The records that follow are to be repeated exactly, with the pictures removed.
>> Start Material provided
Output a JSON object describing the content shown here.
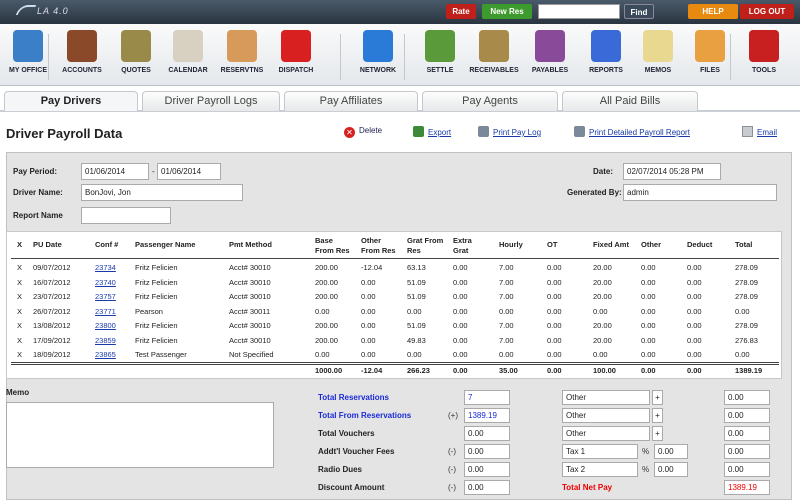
{
  "app": {
    "name": "LA 4.0"
  },
  "topbar": {
    "rate": "Rate",
    "new_res": "New Res",
    "search_value": "",
    "find": "Find",
    "help": "HELP",
    "logout": "LOG OUT"
  },
  "toolbar": [
    {
      "label": "MY OFFICE",
      "icon": "office-building-icon",
      "color": "#3a7fc8"
    },
    {
      "label": "ACCOUNTS",
      "icon": "ledger-book-icon",
      "color": "#8a4a2a"
    },
    {
      "label": "QUOTES",
      "icon": "money-bag-icon",
      "color": "#9a8a4a"
    },
    {
      "label": "CALENDAR",
      "icon": "calendar-icon",
      "color": "#d8d0c0"
    },
    {
      "label": "RESERVTNS",
      "icon": "notepad-pencil-icon",
      "color": "#d89a5a"
    },
    {
      "label": "DISPATCH",
      "icon": "red-car-icon",
      "color": "#d82020"
    },
    {
      "label": "NETWORK",
      "icon": "globe-icon",
      "color": "#2a7ad8"
    },
    {
      "label": "SETTLE",
      "icon": "cash-icon",
      "color": "#5a9a3a"
    },
    {
      "label": "RECEIVABLES",
      "icon": "inbox-tray-icon",
      "color": "#a88a4a"
    },
    {
      "label": "PAYABLES",
      "icon": "outbox-tray-icon",
      "color": "#8a4a9a"
    },
    {
      "label": "REPORTS",
      "icon": "pie-chart-icon",
      "color": "#3a6ad8"
    },
    {
      "label": "MEMOS",
      "icon": "sticky-note-icon",
      "color": "#e8d890"
    },
    {
      "label": "FILES",
      "icon": "folder-icon",
      "color": "#e8a040"
    },
    {
      "label": "TOOLS",
      "icon": "wrench-screwdriver-icon",
      "color": "#c82020"
    }
  ],
  "tabs": [
    "Pay Drivers",
    "Driver Payroll Logs",
    "Pay Affiliates",
    "Pay Agents",
    "All Paid Bills"
  ],
  "page": {
    "title": "Driver Payroll Data"
  },
  "actions": {
    "delete": "Delete",
    "export": "Export",
    "print_pay_log": "Print Pay Log",
    "print_detailed": "Print Detailed Payroll Report",
    "email": "Email"
  },
  "form": {
    "pay_period_label": "Pay Period:",
    "pay_period_from": "01/06/2014",
    "pay_period_sep": "-",
    "pay_period_to": "01/06/2014",
    "driver_name_label": "Driver Name:",
    "driver_name": "BonJovi, Jon",
    "report_name_label": "Report Name",
    "report_name": "",
    "date_label": "Date:",
    "date": "02/07/2014 05:28 PM",
    "generated_by_label": "Generated By:",
    "generated_by": "admin"
  },
  "table": {
    "headers": {
      "x": "X",
      "pu_date": "PU Date",
      "conf": "Conf #",
      "passenger": "Passenger Name",
      "pmt": "Pmt Method",
      "base1": "Base",
      "base2": "From Res",
      "other1": "Other",
      "other2": "From Res",
      "grat1": "Grat From",
      "grat2": "Res",
      "extra1": "Extra",
      "extra2": "Grat",
      "hourly": "Hourly",
      "ot": "OT",
      "fixed": "Fixed Amt",
      "oth": "Other",
      "deduct": "Deduct",
      "total": "Total"
    },
    "rows": [
      {
        "x": "X",
        "pu": "09/07/2012",
        "conf": "23734",
        "pass": "Fritz Felicien",
        "pmt": "Acct# 30010",
        "base": "200.00",
        "other": "-12.04",
        "grat": "63.13",
        "extra": "0.00",
        "hourly": "7.00",
        "ot": "0.00",
        "fixed": "20.00",
        "oth": "0.00",
        "deduct": "0.00",
        "total": "278.09"
      },
      {
        "x": "X",
        "pu": "16/07/2012",
        "conf": "23740",
        "pass": "Fritz Felicien",
        "pmt": "Acct# 30010",
        "base": "200.00",
        "other": "0.00",
        "grat": "51.09",
        "extra": "0.00",
        "hourly": "7.00",
        "ot": "0.00",
        "fixed": "20.00",
        "oth": "0.00",
        "deduct": "0.00",
        "total": "278.09"
      },
      {
        "x": "X",
        "pu": "23/07/2012",
        "conf": "23757",
        "pass": "Fritz Felicien",
        "pmt": "Acct# 30010",
        "base": "200.00",
        "other": "0.00",
        "grat": "51.09",
        "extra": "0.00",
        "hourly": "7.00",
        "ot": "0.00",
        "fixed": "20.00",
        "oth": "0.00",
        "deduct": "0.00",
        "total": "278.09"
      },
      {
        "x": "X",
        "pu": "26/07/2012",
        "conf": "23771",
        "pass": "Pearson",
        "pmt": "Acct# 30011",
        "base": "0.00",
        "other": "0.00",
        "grat": "0.00",
        "extra": "0.00",
        "hourly": "0.00",
        "ot": "0.00",
        "fixed": "0.00",
        "oth": "0.00",
        "deduct": "0.00",
        "total": "0.00"
      },
      {
        "x": "X",
        "pu": "13/08/2012",
        "conf": "23800",
        "pass": "Fritz Felicien",
        "pmt": "Acct# 30010",
        "base": "200.00",
        "other": "0.00",
        "grat": "51.09",
        "extra": "0.00",
        "hourly": "7.00",
        "ot": "0.00",
        "fixed": "20.00",
        "oth": "0.00",
        "deduct": "0.00",
        "total": "278.09"
      },
      {
        "x": "X",
        "pu": "17/09/2012",
        "conf": "23859",
        "pass": "Fritz Felicien",
        "pmt": "Acct# 30010",
        "base": "200.00",
        "other": "0.00",
        "grat": "49.83",
        "extra": "0.00",
        "hourly": "7.00",
        "ot": "0.00",
        "fixed": "20.00",
        "oth": "0.00",
        "deduct": "0.00",
        "total": "276.83"
      },
      {
        "x": "X",
        "pu": "18/09/2012",
        "conf": "23865",
        "pass": "Test Passenger",
        "pmt": "Not Specified",
        "base": "0.00",
        "other": "0.00",
        "grat": "0.00",
        "extra": "0.00",
        "hourly": "0.00",
        "ot": "0.00",
        "fixed": "0.00",
        "oth": "0.00",
        "deduct": "0.00",
        "total": "0.00"
      }
    ],
    "totals": {
      "base": "1000.00",
      "other": "-12.04",
      "grat": "266.23",
      "extra": "0.00",
      "hourly": "35.00",
      "ot": "0.00",
      "fixed": "100.00",
      "oth": "0.00",
      "deduct": "0.00",
      "total": "1389.19"
    }
  },
  "memo": {
    "label": "Memo",
    "value": ""
  },
  "summary": {
    "total_reservations_label": "Total Reservations",
    "total_reservations": "7",
    "total_from_res_label": "Total From Reservations",
    "total_from_res_op": "(+)",
    "total_from_res": "1389.19",
    "total_vouchers_label": "Total Vouchers",
    "total_vouchers": "0.00",
    "addtl_voucher_label": "Addt'l Voucher Fees",
    "addtl_voucher_op": "(-)",
    "addtl_voucher": "0.00",
    "radio_dues_label": "Radio Dues",
    "radio_dues_op": "(-)",
    "radio_dues": "0.00",
    "discount_label": "Discount Amount",
    "discount_op": "(-)",
    "discount": "0.00",
    "other1": "Other",
    "other1_sign": "+",
    "other1_val": "0.00",
    "other2": "Other",
    "other2_sign": "+",
    "other2_val": "0.00",
    "other3": "Other",
    "other3_sign": "+",
    "other3_val": "0.00",
    "tax1": "Tax 1",
    "tax1_pct": "%",
    "tax1_rate": "0.00",
    "tax1_val": "0.00",
    "tax2": "Tax 2",
    "tax2_pct": "%",
    "tax2_rate": "0.00",
    "tax2_val": "0.00",
    "net_pay_label": "Total Net Pay",
    "net_pay": "1389.19"
  }
}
>> End Material provided
Output for this exercise:
Output a JSON object describing the content shown here.
{
  "app": {
    "name": "LA 4.0"
  },
  "topbar": {
    "rate": "Rate",
    "new_res": "New Res",
    "search_value": "",
    "find": "Find",
    "help": "HELP",
    "logout": "LOG OUT"
  },
  "toolbar": [
    {
      "label": "MY OFFICE",
      "icon": "office-building-icon",
      "color": "#3a7fc8"
    },
    {
      "label": "ACCOUNTS",
      "icon": "ledger-book-icon",
      "color": "#8a4a2a"
    },
    {
      "label": "QUOTES",
      "icon": "money-bag-icon",
      "color": "#9a8a4a"
    },
    {
      "label": "CALENDAR",
      "icon": "calendar-icon",
      "color": "#d8d0c0"
    },
    {
      "label": "RESERVTNS",
      "icon": "notepad-pencil-icon",
      "color": "#d89a5a"
    },
    {
      "label": "DISPATCH",
      "icon": "red-car-icon",
      "color": "#d82020"
    },
    {
      "label": "NETWORK",
      "icon": "globe-icon",
      "color": "#2a7ad8"
    },
    {
      "label": "SETTLE",
      "icon": "cash-icon",
      "color": "#5a9a3a"
    },
    {
      "label": "RECEIVABLES",
      "icon": "inbox-tray-icon",
      "color": "#a88a4a"
    },
    {
      "label": "PAYABLES",
      "icon": "outbox-tray-icon",
      "color": "#8a4a9a"
    },
    {
      "label": "REPORTS",
      "icon": "pie-chart-icon",
      "color": "#3a6ad8"
    },
    {
      "label": "MEMOS",
      "icon": "sticky-note-icon",
      "color": "#e8d890"
    },
    {
      "label": "FILES",
      "icon": "folder-icon",
      "color": "#e8a040"
    },
    {
      "label": "TOOLS",
      "icon": "wrench-screwdriver-icon",
      "color": "#c82020"
    }
  ],
  "tabs": [
    "Pay Drivers",
    "Driver Payroll Logs",
    "Pay Affiliates",
    "Pay Agents",
    "All Paid Bills"
  ],
  "page": {
    "title": "Driver Payroll Data"
  },
  "actions": {
    "delete": "Delete",
    "export": "Export",
    "print_pay_log": "Print Pay Log",
    "print_detailed": "Print Detailed Payroll Report",
    "email": "Email"
  },
  "form": {
    "pay_period_label": "Pay Period:",
    "pay_period_from": "01/06/2014",
    "pay_period_sep": "-",
    "pay_period_to": "01/06/2014",
    "driver_name_label": "Driver Name:",
    "driver_name": "BonJovi, Jon",
    "report_name_label": "Report Name",
    "report_name": "",
    "date_label": "Date:",
    "date": "02/07/2014 05:28 PM",
    "generated_by_label": "Generated By:",
    "generated_by": "admin"
  },
  "table": {
    "headers": {
      "x": "X",
      "pu_date": "PU Date",
      "conf": "Conf #",
      "passenger": "Passenger Name",
      "pmt": "Pmt Method",
      "base1": "Base",
      "base2": "From Res",
      "other1": "Other",
      "other2": "From Res",
      "grat1": "Grat From",
      "grat2": "Res",
      "extra1": "Extra",
      "extra2": "Grat",
      "hourly": "Hourly",
      "ot": "OT",
      "fixed": "Fixed Amt",
      "oth": "Other",
      "deduct": "Deduct",
      "total": "Total"
    },
    "rows": [
      {
        "x": "X",
        "pu": "09/07/2012",
        "conf": "23734",
        "pass": "Fritz Felicien",
        "pmt": "Acct# 30010",
        "base": "200.00",
        "other": "-12.04",
        "grat": "63.13",
        "extra": "0.00",
        "hourly": "7.00",
        "ot": "0.00",
        "fixed": "20.00",
        "oth": "0.00",
        "deduct": "0.00",
        "total": "278.09"
      },
      {
        "x": "X",
        "pu": "16/07/2012",
        "conf": "23740",
        "pass": "Fritz Felicien",
        "pmt": "Acct# 30010",
        "base": "200.00",
        "other": "0.00",
        "grat": "51.09",
        "extra": "0.00",
        "hourly": "7.00",
        "ot": "0.00",
        "fixed": "20.00",
        "oth": "0.00",
        "deduct": "0.00",
        "total": "278.09"
      },
      {
        "x": "X",
        "pu": "23/07/2012",
        "conf": "23757",
        "pass": "Fritz Felicien",
        "pmt": "Acct# 30010",
        "base": "200.00",
        "other": "0.00",
        "grat": "51.09",
        "extra": "0.00",
        "hourly": "7.00",
        "ot": "0.00",
        "fixed": "20.00",
        "oth": "0.00",
        "deduct": "0.00",
        "total": "278.09"
      },
      {
        "x": "X",
        "pu": "26/07/2012",
        "conf": "23771",
        "pass": "Pearson",
        "pmt": "Acct# 30011",
        "base": "0.00",
        "other": "0.00",
        "grat": "0.00",
        "extra": "0.00",
        "hourly": "0.00",
        "ot": "0.00",
        "fixed": "0.00",
        "oth": "0.00",
        "deduct": "0.00",
        "total": "0.00"
      },
      {
        "x": "X",
        "pu": "13/08/2012",
        "conf": "23800",
        "pass": "Fritz Felicien",
        "pmt": "Acct# 30010",
        "base": "200.00",
        "other": "0.00",
        "grat": "51.09",
        "extra": "0.00",
        "hourly": "7.00",
        "ot": "0.00",
        "fixed": "20.00",
        "oth": "0.00",
        "deduct": "0.00",
        "total": "278.09"
      },
      {
        "x": "X",
        "pu": "17/09/2012",
        "conf": "23859",
        "pass": "Fritz Felicien",
        "pmt": "Acct# 30010",
        "base": "200.00",
        "other": "0.00",
        "grat": "49.83",
        "extra": "0.00",
        "hourly": "7.00",
        "ot": "0.00",
        "fixed": "20.00",
        "oth": "0.00",
        "deduct": "0.00",
        "total": "276.83"
      },
      {
        "x": "X",
        "pu": "18/09/2012",
        "conf": "23865",
        "pass": "Test Passenger",
        "pmt": "Not Specified",
        "base": "0.00",
        "other": "0.00",
        "grat": "0.00",
        "extra": "0.00",
        "hourly": "0.00",
        "ot": "0.00",
        "fixed": "0.00",
        "oth": "0.00",
        "deduct": "0.00",
        "total": "0.00"
      }
    ],
    "totals": {
      "base": "1000.00",
      "other": "-12.04",
      "grat": "266.23",
      "extra": "0.00",
      "hourly": "35.00",
      "ot": "0.00",
      "fixed": "100.00",
      "oth": "0.00",
      "deduct": "0.00",
      "total": "1389.19"
    }
  },
  "memo": {
    "label": "Memo",
    "value": ""
  },
  "summary": {
    "total_reservations_label": "Total Reservations",
    "total_reservations": "7",
    "total_from_res_label": "Total From Reservations",
    "total_from_res_op": "(+)",
    "total_from_res": "1389.19",
    "total_vouchers_label": "Total Vouchers",
    "total_vouchers": "0.00",
    "addtl_voucher_label": "Addt'l Voucher Fees",
    "addtl_voucher_op": "(-)",
    "addtl_voucher": "0.00",
    "radio_dues_label": "Radio Dues",
    "radio_dues_op": "(-)",
    "radio_dues": "0.00",
    "discount_label": "Discount Amount",
    "discount_op": "(-)",
    "discount": "0.00",
    "other1": "Other",
    "other1_sign": "+",
    "other1_val": "0.00",
    "other2": "Other",
    "other2_sign": "+",
    "other2_val": "0.00",
    "other3": "Other",
    "other3_sign": "+",
    "other3_val": "0.00",
    "tax1": "Tax 1",
    "tax1_pct": "%",
    "tax1_rate": "0.00",
    "tax1_val": "0.00",
    "tax2": "Tax 2",
    "tax2_pct": "%",
    "tax2_rate": "0.00",
    "tax2_val": "0.00",
    "net_pay_label": "Total Net Pay",
    "net_pay": "1389.19"
  }
}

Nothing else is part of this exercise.